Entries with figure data

◇ ◇ ◇ ◇ ◇

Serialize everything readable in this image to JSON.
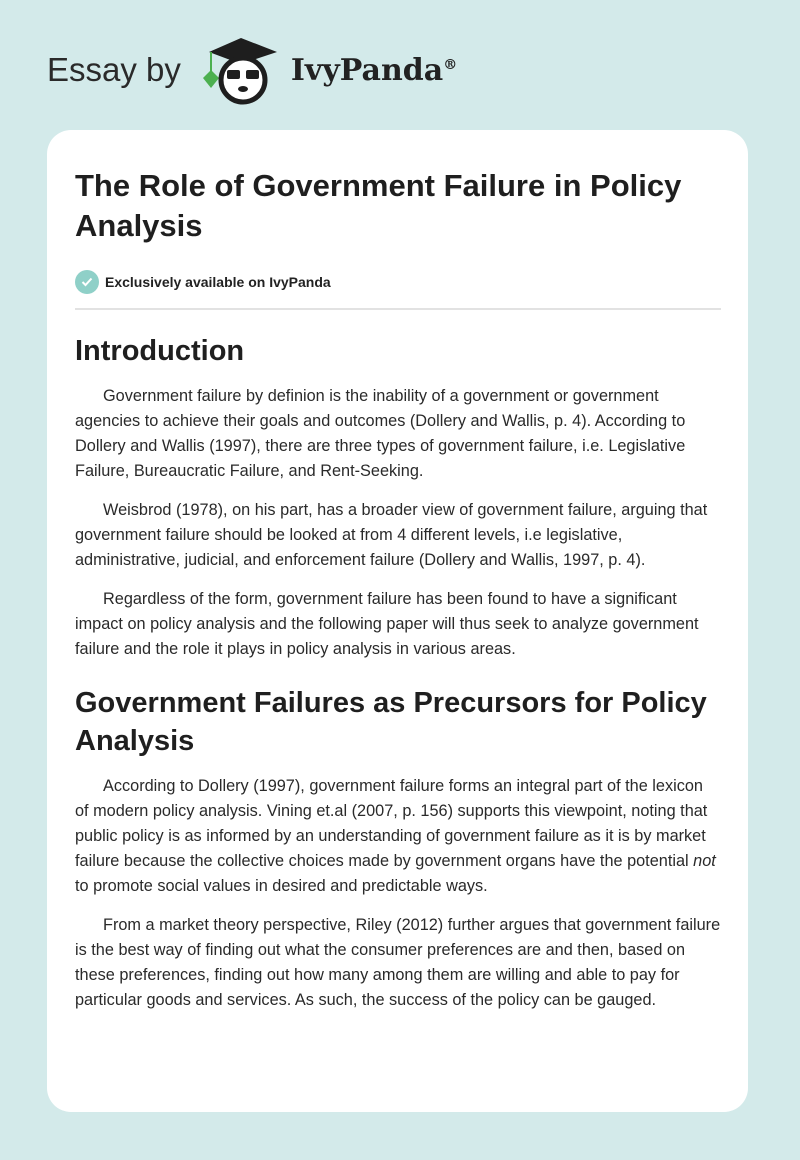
{
  "header": {
    "prefix": "Essay by",
    "brand": "IvyPanda",
    "registered": "®"
  },
  "article": {
    "title": "The Role of Government Failure in Policy Analysis",
    "badge": "Exclusively available on IvyPanda",
    "sections": [
      {
        "heading": "Introduction",
        "paragraphs": [
          "Government failure by definion is the inability of a government or government agencies to achieve their goals and outcomes (Dollery and Wallis, p. 4). According to Dollery and Wallis (1997), there are three types of government failure, i.e. Legislative Failure, Bureaucratic Failure, and Rent-Seeking.",
          "Weisbrod (1978), on his part, has a broader view of government failure, arguing that government failure should be looked at from 4 different levels, i.e legislative, administrative, judicial, and enforcement failure (Dollery and Wallis, 1997, p. 4).",
          "Regardless of the form, government failure has been found to have a significant impact on policy analysis and the following paper will thus seek to analyze government failure and the role it plays in policy analysis in various areas."
        ]
      },
      {
        "heading": "Government Failures as Precursors for Policy Analysis",
        "paragraphs": [
          {
            "before": "According to Dollery (1997), government failure forms an integral part of the lexicon of modern policy analysis. Vining et.al (2007, p. 156) supports this viewpoint, noting that public policy is as informed by an understanding of government failure as it is by market failure because the collective choices made by government organs have the potential ",
            "em": "not",
            "after": " to promote social values in desired and predictable ways."
          },
          "From a market theory perspective, Riley (2012) further argues that government failure is the best way of finding out what the consumer preferences are and then, based on these preferences, finding out how many among them are willing and able to pay for particular goods and services. As such, the success of the policy can be gauged."
        ]
      }
    ]
  }
}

◇ ◇ ◇ ◇ ◇

▶ Challenge
Reproduce the entries above exactly. Do not include the images.

▶ Finished task
Serialize everything readable in this image to JSON.
{
  "header": {
    "prefix": "Essay by",
    "brand": "IvyPanda",
    "registered": "®"
  },
  "article": {
    "title": "The Role of Government Failure in Policy Analysis",
    "badge": "Exclusively available on IvyPanda",
    "sections": [
      {
        "heading": "Introduction",
        "paragraphs": [
          "Government failure by definion is the inability of a government or government agencies to achieve their goals and outcomes (Dollery and Wallis, p. 4). According to Dollery and Wallis (1997), there are three types of government failure, i.e. Legislative Failure, Bureaucratic Failure, and Rent-Seeking.",
          "Weisbrod (1978), on his part, has a broader view of government failure, arguing that government failure should be looked at from 4 different levels, i.e legislative, administrative, judicial, and enforcement failure (Dollery and Wallis, 1997, p. 4).",
          "Regardless of the form, government failure has been found to have a significant impact on policy analysis and the following paper will thus seek to analyze government failure and the role it plays in policy analysis in various areas."
        ]
      },
      {
        "heading": "Government Failures as Precursors for Policy Analysis",
        "paragraphs": [
          {
            "before": "According to Dollery (1997), government failure forms an integral part of the lexicon of modern policy analysis. Vining et.al (2007, p. 156) supports this viewpoint, noting that public policy is as informed by an understanding of government failure as it is by market failure because the collective choices made by government organs have the potential ",
            "em": "not",
            "after": " to promote social values in desired and predictable ways."
          },
          "From a market theory perspective, Riley (2012) further argues that government failure is the best way of finding out what the consumer preferences are and then, based on these preferences, finding out how many among them are willing and able to pay for particular goods and services. As such, the success of the policy can be gauged."
        ]
      }
    ]
  }
}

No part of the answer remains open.